● RECORD LIST:
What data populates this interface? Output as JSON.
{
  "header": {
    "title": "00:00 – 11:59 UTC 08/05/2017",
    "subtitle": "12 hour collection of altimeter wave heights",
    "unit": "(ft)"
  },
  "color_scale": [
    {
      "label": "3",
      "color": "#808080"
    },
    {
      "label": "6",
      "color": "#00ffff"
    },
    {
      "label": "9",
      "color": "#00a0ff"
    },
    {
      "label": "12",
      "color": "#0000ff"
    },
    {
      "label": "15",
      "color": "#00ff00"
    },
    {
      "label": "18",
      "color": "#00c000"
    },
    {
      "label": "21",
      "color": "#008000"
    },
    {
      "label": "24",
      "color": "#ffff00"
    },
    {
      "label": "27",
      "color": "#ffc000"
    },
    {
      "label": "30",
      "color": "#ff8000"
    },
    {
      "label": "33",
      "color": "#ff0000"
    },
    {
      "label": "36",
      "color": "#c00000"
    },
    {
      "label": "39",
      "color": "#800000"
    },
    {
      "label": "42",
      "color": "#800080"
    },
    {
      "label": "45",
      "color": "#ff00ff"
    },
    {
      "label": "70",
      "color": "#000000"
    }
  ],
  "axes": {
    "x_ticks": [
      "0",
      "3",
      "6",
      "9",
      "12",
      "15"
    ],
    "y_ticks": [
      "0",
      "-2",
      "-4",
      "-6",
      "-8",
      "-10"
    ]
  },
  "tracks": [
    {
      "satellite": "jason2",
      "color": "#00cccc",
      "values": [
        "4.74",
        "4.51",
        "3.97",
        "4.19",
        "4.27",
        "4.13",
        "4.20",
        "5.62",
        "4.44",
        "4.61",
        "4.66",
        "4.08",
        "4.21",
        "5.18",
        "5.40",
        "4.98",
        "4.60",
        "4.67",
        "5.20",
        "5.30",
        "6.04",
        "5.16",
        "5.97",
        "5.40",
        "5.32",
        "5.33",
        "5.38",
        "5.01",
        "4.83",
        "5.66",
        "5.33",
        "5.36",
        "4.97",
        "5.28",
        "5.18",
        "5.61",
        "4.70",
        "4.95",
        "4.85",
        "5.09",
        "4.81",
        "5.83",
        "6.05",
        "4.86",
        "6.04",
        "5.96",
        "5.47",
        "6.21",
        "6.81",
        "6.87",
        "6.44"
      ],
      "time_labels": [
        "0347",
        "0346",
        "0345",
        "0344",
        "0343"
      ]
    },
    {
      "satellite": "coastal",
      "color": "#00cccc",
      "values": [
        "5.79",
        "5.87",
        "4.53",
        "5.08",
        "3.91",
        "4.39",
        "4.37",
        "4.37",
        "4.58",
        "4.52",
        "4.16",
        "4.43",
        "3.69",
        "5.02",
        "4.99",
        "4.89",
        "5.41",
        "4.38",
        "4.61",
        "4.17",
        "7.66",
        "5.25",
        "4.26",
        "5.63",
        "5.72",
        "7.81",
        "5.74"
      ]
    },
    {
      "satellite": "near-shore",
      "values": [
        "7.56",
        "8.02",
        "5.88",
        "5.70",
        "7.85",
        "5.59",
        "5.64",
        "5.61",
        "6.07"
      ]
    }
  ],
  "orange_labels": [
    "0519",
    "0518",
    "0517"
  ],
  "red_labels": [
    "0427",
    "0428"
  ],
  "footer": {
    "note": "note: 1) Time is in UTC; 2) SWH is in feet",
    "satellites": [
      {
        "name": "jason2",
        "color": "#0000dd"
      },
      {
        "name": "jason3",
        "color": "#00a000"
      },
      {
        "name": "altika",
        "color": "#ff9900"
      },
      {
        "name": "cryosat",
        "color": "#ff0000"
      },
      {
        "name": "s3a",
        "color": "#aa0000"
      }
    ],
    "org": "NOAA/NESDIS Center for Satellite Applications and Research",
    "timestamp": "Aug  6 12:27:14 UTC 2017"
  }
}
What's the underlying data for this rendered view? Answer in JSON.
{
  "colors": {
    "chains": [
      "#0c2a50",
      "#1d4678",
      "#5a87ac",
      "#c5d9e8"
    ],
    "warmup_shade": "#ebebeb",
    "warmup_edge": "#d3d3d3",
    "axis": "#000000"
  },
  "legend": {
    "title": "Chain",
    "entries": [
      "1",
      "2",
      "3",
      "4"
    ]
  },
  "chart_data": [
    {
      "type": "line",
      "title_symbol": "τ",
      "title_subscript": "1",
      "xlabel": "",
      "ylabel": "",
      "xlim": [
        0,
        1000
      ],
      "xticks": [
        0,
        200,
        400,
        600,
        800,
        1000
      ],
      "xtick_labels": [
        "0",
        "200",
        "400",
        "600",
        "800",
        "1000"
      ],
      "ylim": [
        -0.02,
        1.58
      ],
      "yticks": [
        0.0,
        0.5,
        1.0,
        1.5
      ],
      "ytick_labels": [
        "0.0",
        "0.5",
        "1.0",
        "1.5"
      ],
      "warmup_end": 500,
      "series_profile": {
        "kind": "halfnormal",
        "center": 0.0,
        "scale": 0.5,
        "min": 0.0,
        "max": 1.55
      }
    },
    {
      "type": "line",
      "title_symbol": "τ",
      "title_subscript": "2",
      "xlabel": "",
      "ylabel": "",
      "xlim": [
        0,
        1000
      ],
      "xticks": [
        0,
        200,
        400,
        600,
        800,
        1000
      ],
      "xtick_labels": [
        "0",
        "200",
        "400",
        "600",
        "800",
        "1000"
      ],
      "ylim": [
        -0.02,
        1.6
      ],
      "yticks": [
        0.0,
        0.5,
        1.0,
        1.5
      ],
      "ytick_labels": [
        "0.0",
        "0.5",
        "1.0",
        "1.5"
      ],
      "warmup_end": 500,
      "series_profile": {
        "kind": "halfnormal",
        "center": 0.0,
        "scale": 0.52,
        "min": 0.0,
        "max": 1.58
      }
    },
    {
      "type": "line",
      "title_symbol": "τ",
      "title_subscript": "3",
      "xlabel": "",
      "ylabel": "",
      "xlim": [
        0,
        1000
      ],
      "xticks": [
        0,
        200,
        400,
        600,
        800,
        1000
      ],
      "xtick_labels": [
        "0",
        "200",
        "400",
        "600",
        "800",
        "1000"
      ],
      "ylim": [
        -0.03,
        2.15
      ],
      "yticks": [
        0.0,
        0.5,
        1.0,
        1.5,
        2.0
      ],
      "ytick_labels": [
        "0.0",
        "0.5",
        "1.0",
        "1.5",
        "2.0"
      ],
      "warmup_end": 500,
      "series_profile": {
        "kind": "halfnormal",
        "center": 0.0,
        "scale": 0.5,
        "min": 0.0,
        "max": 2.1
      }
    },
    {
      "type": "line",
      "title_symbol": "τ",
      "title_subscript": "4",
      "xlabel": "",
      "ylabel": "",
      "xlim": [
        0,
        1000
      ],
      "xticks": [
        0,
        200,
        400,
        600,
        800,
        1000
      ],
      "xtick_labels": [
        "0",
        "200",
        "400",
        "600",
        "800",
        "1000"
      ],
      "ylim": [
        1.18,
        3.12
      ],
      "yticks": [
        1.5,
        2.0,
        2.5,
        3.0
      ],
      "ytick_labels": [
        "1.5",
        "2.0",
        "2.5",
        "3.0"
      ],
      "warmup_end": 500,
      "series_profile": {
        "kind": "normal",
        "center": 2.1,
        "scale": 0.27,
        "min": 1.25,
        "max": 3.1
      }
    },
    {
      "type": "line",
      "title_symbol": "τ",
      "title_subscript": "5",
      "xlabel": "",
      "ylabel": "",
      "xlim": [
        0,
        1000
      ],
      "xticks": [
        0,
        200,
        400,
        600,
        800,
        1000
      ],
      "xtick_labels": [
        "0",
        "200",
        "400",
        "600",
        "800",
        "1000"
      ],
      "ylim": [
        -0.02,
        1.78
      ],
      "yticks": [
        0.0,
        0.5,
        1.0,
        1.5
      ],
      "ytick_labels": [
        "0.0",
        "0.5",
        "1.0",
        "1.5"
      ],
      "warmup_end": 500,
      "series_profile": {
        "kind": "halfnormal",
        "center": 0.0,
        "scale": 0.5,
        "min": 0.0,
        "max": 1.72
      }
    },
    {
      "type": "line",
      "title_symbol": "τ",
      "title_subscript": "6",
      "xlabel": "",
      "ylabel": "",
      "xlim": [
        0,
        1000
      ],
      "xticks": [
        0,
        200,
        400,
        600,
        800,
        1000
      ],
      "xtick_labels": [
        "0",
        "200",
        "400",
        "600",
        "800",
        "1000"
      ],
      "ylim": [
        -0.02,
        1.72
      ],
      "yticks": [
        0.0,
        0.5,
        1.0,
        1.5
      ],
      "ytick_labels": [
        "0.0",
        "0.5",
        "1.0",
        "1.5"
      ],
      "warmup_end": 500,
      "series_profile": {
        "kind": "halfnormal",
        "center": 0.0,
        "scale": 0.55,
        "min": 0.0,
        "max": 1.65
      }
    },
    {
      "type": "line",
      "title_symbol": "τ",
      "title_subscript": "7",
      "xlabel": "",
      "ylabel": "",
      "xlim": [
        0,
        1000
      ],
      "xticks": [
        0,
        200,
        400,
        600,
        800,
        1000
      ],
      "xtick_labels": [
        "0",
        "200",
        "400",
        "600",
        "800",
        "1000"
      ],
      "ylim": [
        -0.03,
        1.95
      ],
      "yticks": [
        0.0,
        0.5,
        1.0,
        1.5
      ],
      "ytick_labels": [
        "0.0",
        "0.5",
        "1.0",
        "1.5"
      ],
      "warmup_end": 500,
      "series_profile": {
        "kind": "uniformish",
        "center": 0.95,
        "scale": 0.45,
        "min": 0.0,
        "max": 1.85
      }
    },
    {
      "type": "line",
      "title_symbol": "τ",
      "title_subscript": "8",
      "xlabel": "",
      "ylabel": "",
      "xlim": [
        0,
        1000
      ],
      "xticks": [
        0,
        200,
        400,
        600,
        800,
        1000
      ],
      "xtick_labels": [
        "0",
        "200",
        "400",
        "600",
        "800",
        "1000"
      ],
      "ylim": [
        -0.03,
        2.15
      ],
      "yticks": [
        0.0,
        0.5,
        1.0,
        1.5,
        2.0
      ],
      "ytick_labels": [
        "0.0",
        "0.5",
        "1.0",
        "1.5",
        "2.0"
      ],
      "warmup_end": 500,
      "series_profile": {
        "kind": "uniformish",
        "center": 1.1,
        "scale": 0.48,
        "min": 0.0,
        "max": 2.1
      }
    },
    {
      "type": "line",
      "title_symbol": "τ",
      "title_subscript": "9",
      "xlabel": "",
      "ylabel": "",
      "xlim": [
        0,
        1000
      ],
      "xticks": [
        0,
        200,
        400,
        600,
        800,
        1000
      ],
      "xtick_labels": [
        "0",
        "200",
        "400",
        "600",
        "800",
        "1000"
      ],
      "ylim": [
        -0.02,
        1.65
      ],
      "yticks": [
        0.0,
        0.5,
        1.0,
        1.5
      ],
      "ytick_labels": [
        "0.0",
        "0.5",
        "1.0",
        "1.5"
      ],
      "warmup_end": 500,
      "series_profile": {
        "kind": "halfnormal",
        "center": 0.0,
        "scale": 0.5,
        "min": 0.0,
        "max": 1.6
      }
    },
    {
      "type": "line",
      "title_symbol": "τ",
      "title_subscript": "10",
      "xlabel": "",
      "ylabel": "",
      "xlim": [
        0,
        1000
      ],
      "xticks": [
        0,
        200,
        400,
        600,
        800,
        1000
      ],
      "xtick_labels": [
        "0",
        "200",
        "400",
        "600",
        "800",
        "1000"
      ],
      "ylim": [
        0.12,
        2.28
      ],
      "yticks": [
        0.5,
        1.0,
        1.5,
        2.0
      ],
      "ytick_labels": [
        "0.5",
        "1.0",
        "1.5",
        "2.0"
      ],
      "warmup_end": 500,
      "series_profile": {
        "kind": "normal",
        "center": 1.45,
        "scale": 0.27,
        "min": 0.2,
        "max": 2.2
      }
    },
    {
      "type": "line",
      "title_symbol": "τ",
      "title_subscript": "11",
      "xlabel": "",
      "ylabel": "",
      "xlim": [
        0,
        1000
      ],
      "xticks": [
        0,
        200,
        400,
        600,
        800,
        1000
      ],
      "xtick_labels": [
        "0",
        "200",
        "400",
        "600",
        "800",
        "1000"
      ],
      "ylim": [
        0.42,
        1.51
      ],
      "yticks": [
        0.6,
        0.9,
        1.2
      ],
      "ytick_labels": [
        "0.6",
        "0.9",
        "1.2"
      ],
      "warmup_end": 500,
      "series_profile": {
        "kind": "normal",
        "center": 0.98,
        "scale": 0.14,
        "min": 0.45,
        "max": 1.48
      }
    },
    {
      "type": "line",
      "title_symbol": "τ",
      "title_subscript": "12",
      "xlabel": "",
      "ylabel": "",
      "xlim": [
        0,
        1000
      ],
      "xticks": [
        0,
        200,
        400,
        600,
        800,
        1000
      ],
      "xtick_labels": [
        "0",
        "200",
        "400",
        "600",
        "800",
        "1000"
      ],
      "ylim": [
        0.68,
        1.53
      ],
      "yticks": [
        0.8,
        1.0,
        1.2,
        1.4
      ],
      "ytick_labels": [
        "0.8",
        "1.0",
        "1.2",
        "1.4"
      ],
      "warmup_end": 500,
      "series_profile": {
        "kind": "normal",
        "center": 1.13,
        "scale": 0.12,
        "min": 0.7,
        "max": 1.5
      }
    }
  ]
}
...
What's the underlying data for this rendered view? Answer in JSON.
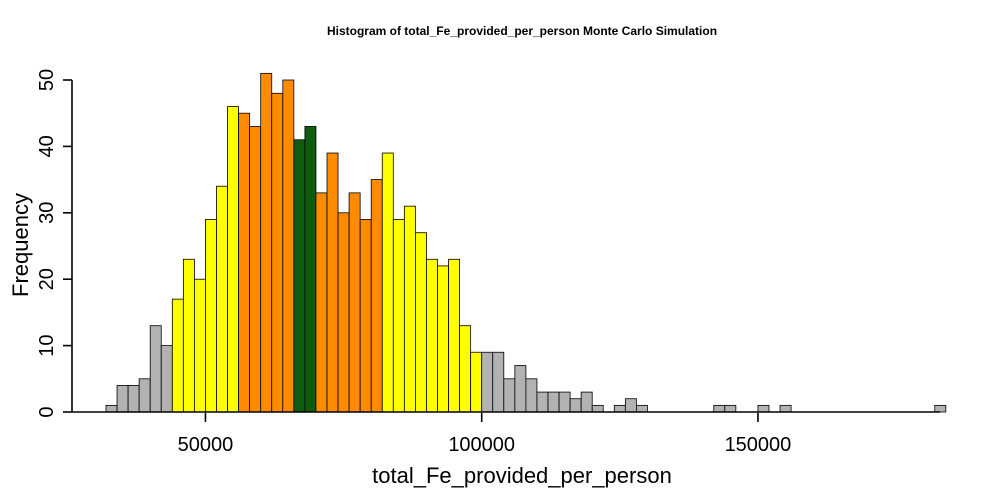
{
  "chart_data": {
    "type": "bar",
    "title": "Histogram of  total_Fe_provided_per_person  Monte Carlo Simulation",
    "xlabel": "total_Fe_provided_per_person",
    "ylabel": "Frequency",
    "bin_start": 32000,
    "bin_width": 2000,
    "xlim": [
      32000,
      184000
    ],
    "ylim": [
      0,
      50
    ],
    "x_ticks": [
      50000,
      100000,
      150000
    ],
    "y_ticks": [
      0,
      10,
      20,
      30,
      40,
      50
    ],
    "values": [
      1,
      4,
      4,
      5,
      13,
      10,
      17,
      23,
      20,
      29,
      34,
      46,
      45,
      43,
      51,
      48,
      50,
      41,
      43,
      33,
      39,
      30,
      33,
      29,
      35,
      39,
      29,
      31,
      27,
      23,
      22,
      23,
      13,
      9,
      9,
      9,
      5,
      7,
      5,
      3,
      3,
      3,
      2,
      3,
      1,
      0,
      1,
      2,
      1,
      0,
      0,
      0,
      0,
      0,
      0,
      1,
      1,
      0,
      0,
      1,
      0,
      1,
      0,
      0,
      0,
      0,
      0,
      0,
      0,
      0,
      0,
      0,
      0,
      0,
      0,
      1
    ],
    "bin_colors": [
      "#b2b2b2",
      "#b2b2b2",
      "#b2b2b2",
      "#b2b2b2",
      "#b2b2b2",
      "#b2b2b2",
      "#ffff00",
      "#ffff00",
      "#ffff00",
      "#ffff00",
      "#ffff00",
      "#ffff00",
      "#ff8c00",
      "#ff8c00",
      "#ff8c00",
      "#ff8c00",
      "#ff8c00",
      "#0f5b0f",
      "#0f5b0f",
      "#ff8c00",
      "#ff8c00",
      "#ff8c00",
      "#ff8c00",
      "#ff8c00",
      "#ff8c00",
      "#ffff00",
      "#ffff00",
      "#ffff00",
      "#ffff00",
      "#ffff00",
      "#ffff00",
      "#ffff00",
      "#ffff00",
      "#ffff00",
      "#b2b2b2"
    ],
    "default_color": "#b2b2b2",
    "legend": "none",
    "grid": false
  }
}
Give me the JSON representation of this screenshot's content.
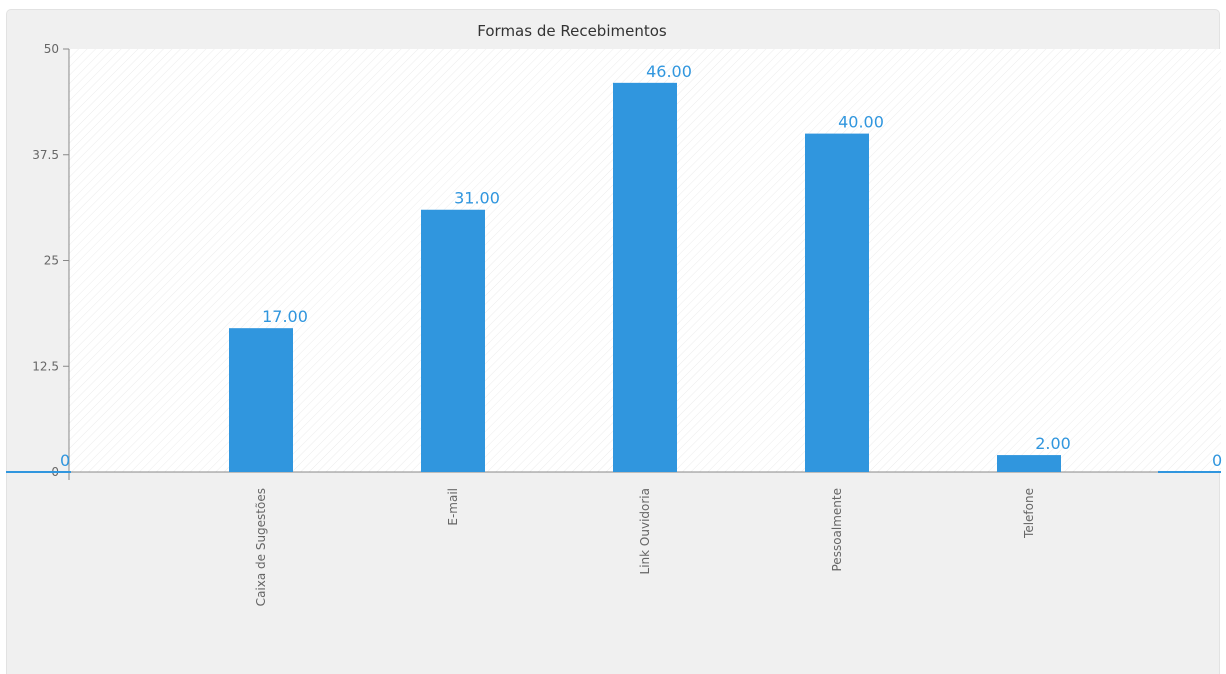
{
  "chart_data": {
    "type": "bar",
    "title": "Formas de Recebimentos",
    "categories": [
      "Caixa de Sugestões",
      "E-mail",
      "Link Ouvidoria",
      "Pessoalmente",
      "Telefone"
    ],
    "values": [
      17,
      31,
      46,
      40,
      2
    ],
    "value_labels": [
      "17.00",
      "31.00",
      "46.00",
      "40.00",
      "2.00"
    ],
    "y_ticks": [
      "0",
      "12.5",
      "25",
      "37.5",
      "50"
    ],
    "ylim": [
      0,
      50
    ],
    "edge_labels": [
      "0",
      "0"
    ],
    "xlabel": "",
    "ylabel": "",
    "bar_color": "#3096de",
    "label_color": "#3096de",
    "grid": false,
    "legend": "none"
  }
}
* * *
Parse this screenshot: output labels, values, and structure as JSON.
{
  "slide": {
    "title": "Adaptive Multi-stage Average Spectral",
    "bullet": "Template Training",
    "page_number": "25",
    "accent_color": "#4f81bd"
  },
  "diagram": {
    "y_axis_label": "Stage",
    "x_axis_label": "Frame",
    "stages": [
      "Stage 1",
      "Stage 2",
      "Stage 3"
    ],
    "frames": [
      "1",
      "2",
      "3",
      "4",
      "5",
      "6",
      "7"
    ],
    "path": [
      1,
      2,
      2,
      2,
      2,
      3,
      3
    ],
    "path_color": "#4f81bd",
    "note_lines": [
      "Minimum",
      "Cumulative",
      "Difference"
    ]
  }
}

● STATED PROBLEM: Ascertain the number of lines in the entries that include the word "name", and report only that number.

● RESULT BELOW: 5